PROBLEM STATEMENT: Find how many lines in the material hold the word "department", then state that number and nothing more.

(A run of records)
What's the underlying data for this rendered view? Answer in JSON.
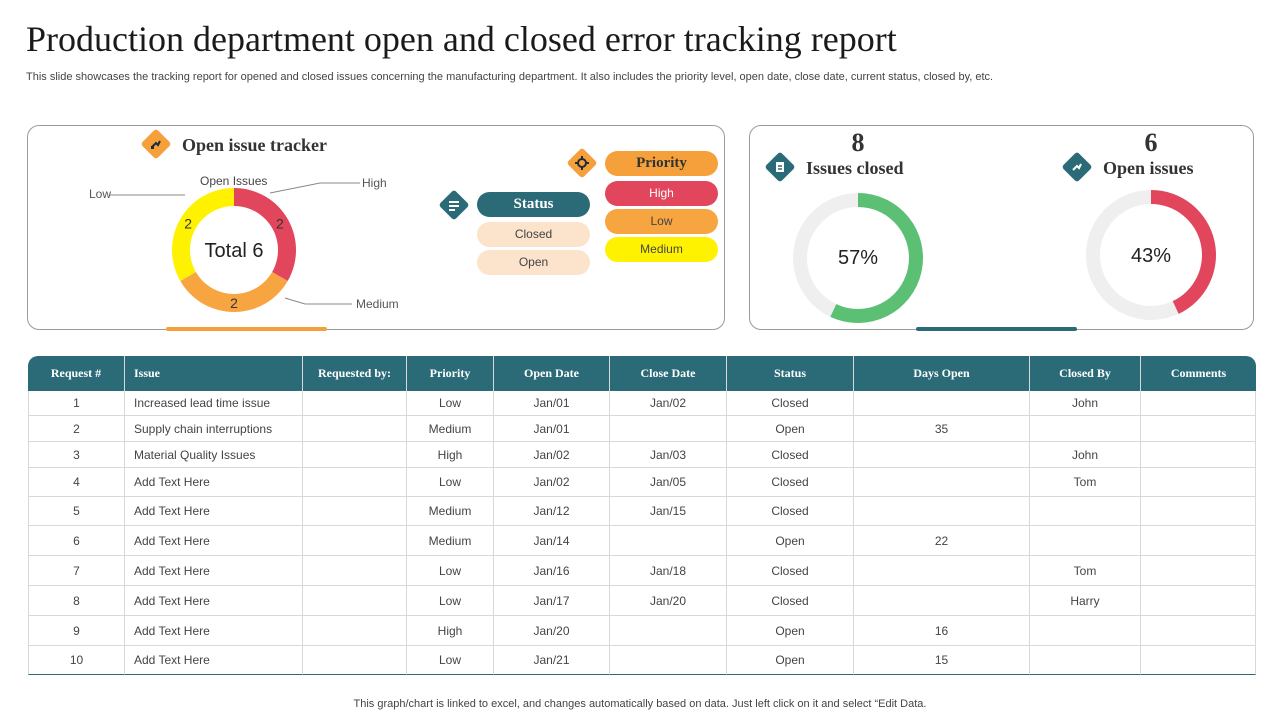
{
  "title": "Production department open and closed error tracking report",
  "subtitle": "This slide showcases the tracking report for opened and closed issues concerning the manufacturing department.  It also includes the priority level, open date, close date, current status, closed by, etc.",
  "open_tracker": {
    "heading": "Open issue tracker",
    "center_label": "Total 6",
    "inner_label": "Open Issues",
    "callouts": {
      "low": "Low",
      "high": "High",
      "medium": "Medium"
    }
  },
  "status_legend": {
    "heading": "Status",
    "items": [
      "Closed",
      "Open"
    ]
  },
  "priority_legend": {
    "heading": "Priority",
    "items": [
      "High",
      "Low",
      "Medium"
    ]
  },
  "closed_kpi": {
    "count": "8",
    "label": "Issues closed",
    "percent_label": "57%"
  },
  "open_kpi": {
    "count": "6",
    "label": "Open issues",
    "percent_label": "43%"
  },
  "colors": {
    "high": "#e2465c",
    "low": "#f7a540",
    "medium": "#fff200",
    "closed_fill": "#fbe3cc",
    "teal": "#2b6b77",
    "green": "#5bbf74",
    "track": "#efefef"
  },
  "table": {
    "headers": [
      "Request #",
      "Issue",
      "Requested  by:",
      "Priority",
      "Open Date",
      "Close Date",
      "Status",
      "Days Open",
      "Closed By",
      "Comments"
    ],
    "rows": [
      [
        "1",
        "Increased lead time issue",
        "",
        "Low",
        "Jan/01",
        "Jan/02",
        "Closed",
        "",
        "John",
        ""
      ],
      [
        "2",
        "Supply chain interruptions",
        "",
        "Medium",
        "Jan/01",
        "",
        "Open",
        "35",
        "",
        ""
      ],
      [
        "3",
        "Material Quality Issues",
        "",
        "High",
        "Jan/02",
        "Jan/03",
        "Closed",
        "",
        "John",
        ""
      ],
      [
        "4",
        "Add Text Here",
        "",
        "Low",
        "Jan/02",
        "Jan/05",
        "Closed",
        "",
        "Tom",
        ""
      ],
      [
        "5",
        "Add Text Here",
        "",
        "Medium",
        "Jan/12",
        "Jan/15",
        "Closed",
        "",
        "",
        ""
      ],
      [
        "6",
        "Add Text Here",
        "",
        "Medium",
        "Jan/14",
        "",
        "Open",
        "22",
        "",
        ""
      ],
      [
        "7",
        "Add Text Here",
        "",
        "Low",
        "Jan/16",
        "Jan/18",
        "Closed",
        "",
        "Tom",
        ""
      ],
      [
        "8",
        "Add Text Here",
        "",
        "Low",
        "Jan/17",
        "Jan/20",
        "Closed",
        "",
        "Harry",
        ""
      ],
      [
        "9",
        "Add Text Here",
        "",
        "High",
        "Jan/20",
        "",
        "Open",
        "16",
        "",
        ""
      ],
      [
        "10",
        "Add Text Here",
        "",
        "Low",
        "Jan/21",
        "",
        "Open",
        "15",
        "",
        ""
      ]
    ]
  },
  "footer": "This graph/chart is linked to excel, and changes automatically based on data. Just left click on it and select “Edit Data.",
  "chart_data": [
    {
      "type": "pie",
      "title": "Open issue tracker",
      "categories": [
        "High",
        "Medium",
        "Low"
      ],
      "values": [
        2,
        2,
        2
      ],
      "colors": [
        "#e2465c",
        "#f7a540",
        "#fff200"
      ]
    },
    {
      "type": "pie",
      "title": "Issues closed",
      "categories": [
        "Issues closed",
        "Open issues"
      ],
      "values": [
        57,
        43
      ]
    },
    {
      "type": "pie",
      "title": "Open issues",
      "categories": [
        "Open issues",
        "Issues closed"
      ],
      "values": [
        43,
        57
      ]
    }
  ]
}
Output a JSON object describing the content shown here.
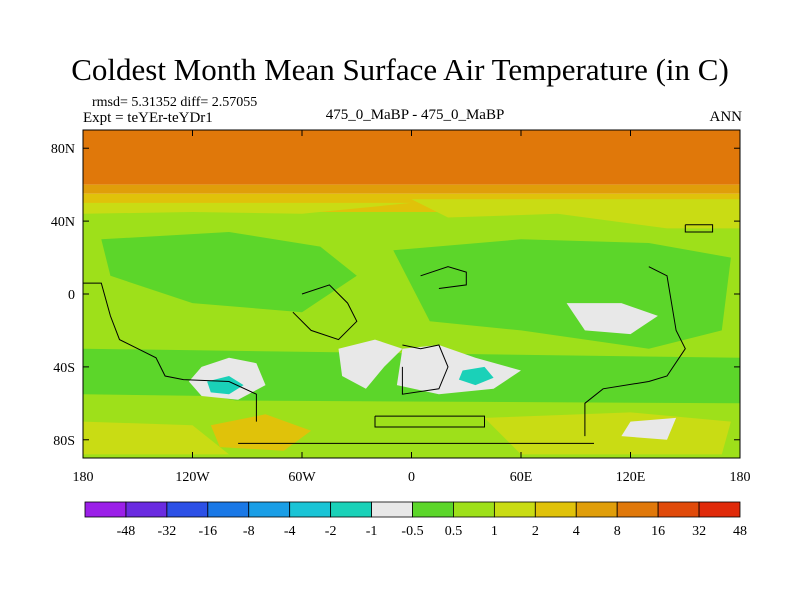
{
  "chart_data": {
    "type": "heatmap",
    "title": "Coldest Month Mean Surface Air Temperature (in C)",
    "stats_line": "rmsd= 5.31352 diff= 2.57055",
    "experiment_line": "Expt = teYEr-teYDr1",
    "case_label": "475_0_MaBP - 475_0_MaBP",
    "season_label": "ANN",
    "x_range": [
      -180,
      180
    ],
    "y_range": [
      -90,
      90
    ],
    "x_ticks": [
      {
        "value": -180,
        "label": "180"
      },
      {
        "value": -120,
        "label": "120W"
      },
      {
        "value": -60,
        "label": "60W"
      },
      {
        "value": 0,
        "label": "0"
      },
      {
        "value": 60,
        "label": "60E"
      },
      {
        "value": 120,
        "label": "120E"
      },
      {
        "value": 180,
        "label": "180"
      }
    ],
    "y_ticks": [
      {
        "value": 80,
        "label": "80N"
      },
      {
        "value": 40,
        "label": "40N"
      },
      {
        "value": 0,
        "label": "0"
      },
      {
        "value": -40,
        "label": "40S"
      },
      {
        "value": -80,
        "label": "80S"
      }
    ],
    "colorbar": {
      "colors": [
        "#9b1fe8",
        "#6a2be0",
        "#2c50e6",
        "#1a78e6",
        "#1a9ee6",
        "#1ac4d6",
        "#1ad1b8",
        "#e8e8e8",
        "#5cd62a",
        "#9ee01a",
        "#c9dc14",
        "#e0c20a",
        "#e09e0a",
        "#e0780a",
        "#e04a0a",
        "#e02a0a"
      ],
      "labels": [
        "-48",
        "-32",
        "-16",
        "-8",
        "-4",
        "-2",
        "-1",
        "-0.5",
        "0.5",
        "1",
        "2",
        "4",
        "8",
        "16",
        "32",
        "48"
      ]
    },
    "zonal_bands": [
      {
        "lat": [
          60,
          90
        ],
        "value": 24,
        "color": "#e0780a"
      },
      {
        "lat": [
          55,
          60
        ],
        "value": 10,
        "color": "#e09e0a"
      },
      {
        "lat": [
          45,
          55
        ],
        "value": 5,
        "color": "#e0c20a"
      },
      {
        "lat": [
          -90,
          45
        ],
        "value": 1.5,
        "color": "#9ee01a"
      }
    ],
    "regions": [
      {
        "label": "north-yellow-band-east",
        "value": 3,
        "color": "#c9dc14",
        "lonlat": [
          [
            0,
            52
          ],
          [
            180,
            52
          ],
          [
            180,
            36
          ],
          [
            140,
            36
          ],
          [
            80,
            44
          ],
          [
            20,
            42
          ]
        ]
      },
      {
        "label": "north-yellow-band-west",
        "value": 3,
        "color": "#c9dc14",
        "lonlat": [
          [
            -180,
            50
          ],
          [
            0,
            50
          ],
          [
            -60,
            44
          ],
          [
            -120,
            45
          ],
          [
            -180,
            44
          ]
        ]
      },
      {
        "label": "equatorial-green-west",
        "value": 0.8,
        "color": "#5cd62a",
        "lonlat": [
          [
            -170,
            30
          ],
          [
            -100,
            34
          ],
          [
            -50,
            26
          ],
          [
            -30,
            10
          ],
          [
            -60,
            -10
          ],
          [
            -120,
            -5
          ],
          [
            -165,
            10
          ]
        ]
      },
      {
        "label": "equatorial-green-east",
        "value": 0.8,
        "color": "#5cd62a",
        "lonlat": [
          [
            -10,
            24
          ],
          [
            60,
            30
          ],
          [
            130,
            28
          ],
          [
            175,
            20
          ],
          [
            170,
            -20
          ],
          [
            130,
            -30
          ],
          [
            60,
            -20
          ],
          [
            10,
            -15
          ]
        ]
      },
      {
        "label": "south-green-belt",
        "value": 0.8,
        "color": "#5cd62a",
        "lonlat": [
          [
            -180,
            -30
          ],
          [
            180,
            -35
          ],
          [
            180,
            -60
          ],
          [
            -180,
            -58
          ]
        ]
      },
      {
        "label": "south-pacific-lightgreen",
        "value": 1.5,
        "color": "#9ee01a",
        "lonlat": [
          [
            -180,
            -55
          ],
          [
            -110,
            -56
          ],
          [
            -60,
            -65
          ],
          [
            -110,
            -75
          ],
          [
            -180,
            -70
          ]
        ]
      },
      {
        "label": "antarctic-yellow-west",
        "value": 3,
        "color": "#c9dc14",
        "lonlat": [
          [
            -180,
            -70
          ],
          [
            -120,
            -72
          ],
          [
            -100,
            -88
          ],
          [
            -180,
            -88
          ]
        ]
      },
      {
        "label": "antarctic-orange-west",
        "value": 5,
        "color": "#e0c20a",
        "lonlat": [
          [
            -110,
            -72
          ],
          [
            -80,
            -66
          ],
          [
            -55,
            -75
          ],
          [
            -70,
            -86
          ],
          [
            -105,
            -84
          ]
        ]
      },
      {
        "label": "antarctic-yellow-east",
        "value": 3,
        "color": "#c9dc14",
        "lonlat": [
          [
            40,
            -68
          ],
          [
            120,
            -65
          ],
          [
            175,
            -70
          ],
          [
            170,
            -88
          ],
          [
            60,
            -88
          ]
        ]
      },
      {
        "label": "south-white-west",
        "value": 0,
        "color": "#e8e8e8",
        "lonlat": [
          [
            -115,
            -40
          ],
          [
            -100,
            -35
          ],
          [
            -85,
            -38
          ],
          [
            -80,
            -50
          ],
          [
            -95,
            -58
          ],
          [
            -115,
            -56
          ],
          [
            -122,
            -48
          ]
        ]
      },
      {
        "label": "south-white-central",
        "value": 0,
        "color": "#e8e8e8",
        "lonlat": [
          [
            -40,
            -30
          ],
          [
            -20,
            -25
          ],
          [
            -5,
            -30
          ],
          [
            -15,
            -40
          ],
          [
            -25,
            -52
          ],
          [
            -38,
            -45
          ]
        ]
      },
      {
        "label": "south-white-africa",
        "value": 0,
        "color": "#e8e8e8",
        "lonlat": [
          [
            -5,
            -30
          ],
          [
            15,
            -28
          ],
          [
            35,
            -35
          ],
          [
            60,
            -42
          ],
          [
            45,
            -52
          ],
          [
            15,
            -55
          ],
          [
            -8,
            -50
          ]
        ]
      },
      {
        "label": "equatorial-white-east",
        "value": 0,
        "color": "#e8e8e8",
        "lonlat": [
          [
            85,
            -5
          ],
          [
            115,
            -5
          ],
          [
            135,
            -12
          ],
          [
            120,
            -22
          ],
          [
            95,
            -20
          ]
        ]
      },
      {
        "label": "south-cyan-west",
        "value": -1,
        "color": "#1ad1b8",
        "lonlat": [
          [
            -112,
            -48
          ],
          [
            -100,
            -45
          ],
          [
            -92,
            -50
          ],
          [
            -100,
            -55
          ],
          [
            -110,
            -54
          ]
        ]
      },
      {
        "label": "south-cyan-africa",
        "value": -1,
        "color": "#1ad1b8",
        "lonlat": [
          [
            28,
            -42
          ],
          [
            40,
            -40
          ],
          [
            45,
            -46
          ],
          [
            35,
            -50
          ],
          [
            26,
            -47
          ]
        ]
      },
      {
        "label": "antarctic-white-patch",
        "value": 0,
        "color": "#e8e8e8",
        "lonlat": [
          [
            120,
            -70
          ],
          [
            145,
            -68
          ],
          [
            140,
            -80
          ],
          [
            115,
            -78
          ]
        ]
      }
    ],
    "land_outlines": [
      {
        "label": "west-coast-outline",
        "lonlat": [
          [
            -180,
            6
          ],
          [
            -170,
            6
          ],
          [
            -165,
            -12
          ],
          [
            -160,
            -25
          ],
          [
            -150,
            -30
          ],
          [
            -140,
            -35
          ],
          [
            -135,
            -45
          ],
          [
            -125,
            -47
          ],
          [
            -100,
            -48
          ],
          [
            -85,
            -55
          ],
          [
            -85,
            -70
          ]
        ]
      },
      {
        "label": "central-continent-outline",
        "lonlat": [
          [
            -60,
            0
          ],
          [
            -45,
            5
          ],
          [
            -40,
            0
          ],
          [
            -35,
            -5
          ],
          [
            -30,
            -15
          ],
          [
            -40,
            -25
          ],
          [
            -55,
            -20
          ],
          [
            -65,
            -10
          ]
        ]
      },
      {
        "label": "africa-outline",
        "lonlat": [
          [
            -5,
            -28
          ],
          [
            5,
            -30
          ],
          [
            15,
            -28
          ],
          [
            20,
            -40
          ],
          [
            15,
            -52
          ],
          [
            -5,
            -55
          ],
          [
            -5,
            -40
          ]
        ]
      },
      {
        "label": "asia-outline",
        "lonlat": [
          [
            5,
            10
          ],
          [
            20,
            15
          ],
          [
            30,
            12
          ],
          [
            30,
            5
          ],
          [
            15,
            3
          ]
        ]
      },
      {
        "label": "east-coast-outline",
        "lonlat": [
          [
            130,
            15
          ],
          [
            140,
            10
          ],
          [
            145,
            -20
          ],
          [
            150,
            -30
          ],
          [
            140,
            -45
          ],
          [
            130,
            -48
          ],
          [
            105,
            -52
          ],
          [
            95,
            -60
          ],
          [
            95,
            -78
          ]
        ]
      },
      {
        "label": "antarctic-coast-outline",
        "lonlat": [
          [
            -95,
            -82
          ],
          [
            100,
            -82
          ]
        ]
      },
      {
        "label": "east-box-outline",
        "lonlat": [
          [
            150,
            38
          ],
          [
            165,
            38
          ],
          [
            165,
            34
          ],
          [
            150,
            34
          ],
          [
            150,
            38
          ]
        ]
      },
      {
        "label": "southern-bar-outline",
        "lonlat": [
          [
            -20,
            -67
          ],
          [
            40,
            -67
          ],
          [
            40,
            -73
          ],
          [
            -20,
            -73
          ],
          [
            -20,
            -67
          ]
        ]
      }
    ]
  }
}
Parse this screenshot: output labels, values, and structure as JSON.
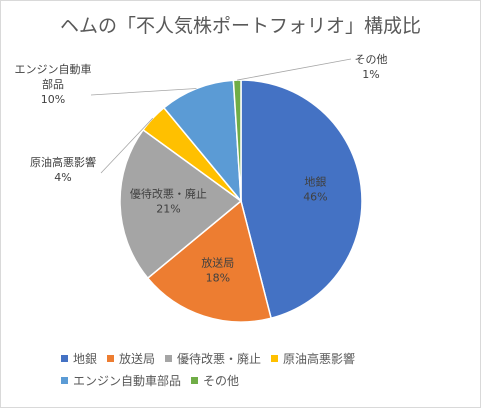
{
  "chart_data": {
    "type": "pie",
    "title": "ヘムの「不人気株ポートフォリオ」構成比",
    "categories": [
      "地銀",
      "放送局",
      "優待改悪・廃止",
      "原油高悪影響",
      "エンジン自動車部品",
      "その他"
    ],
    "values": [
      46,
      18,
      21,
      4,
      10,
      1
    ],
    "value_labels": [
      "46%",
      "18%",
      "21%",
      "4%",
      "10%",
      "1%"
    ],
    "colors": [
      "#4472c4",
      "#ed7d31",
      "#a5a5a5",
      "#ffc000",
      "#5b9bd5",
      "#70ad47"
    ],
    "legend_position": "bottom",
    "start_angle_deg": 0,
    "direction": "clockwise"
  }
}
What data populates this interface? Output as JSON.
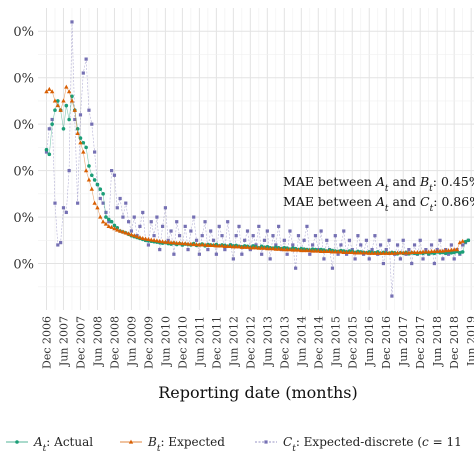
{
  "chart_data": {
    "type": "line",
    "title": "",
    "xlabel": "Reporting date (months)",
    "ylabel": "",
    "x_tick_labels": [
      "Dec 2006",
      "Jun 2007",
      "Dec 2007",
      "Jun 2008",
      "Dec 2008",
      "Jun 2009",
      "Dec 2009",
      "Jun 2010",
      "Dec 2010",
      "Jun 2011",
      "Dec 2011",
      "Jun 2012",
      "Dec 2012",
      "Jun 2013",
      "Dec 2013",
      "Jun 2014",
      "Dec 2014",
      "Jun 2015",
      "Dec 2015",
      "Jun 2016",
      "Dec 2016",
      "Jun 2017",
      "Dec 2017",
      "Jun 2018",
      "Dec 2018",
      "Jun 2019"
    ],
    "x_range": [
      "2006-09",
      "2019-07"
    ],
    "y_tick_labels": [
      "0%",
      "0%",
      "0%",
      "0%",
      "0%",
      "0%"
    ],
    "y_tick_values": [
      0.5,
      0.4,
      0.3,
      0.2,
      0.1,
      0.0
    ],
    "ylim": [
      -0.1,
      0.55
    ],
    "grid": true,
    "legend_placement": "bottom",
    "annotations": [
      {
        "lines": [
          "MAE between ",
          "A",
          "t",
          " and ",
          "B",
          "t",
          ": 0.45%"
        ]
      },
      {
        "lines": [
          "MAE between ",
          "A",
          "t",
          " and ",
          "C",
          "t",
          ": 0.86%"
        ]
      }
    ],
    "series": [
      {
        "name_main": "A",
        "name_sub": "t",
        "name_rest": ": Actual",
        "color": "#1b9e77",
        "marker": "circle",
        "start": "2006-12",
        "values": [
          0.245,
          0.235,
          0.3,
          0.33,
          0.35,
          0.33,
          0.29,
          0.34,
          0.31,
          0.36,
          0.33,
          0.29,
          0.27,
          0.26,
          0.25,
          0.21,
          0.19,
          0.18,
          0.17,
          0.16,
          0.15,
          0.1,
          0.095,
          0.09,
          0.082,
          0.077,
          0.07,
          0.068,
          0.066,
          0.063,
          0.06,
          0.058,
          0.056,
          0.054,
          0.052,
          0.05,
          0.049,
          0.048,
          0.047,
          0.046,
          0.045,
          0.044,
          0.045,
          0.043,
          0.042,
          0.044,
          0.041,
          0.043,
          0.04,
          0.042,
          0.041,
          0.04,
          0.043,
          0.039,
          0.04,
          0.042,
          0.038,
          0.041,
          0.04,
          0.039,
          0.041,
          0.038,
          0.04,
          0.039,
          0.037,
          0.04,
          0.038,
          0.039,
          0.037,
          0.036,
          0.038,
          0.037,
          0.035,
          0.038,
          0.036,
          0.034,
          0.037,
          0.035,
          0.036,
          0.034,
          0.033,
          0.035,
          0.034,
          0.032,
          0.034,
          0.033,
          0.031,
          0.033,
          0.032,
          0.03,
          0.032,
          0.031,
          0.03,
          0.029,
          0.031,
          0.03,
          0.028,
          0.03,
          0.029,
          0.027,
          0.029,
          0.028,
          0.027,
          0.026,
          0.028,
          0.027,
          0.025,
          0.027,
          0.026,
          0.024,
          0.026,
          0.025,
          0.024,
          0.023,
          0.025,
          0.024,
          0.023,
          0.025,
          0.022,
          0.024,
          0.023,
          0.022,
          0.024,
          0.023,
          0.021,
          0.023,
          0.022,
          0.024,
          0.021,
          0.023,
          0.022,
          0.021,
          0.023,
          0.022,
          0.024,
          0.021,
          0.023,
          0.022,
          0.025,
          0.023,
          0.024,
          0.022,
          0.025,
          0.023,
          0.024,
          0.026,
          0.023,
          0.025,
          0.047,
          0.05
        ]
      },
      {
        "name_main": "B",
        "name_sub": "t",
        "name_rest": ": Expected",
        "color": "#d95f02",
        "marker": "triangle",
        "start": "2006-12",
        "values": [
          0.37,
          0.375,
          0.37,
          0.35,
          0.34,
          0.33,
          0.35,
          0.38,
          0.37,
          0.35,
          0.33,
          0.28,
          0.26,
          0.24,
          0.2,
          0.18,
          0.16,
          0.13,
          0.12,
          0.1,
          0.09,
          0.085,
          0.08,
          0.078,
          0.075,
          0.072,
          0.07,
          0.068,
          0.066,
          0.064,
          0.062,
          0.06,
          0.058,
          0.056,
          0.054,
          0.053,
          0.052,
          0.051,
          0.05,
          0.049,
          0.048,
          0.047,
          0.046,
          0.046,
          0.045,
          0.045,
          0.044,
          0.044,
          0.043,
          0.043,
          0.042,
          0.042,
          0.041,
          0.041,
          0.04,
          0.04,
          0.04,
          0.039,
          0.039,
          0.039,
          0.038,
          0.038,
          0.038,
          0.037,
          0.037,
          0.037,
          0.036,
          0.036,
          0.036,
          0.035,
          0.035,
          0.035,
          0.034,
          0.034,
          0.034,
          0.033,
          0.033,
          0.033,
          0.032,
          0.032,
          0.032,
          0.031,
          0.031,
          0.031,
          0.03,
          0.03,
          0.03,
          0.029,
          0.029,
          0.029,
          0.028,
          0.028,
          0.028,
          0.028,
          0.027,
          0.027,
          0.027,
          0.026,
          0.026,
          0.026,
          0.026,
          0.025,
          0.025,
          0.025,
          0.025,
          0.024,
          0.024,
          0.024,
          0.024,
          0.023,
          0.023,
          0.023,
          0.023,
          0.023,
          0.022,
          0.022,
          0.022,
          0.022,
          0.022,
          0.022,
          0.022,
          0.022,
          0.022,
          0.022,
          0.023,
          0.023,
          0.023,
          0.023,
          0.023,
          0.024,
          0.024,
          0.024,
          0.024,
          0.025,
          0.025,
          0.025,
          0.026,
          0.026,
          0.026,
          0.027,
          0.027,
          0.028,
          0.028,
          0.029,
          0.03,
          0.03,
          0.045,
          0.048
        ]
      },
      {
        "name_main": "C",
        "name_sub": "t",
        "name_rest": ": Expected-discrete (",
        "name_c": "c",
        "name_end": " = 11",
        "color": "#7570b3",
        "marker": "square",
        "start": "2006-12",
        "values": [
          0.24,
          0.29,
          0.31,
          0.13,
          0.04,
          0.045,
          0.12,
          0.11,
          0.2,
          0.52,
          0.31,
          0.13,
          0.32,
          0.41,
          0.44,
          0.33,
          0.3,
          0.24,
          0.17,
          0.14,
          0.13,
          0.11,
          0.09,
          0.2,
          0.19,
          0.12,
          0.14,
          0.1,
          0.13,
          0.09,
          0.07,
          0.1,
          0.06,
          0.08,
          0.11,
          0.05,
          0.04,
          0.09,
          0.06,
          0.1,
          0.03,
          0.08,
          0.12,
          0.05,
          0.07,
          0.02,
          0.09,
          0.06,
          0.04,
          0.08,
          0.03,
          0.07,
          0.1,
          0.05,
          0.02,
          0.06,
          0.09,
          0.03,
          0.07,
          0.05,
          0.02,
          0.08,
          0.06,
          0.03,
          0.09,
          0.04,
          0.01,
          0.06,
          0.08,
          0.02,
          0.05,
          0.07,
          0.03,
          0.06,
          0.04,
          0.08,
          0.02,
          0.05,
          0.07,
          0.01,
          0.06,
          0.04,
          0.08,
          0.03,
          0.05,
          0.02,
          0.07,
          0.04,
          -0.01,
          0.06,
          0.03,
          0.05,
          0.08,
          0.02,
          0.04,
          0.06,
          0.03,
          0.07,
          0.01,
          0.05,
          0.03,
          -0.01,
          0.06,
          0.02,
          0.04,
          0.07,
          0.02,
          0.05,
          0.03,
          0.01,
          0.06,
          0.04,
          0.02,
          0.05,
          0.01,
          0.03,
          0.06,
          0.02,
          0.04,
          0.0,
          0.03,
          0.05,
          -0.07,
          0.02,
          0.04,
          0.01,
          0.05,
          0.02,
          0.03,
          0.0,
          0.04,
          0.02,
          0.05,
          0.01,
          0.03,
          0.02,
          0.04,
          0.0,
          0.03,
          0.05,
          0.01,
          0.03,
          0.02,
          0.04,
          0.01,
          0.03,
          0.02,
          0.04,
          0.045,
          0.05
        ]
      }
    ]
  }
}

OUTPUT: 2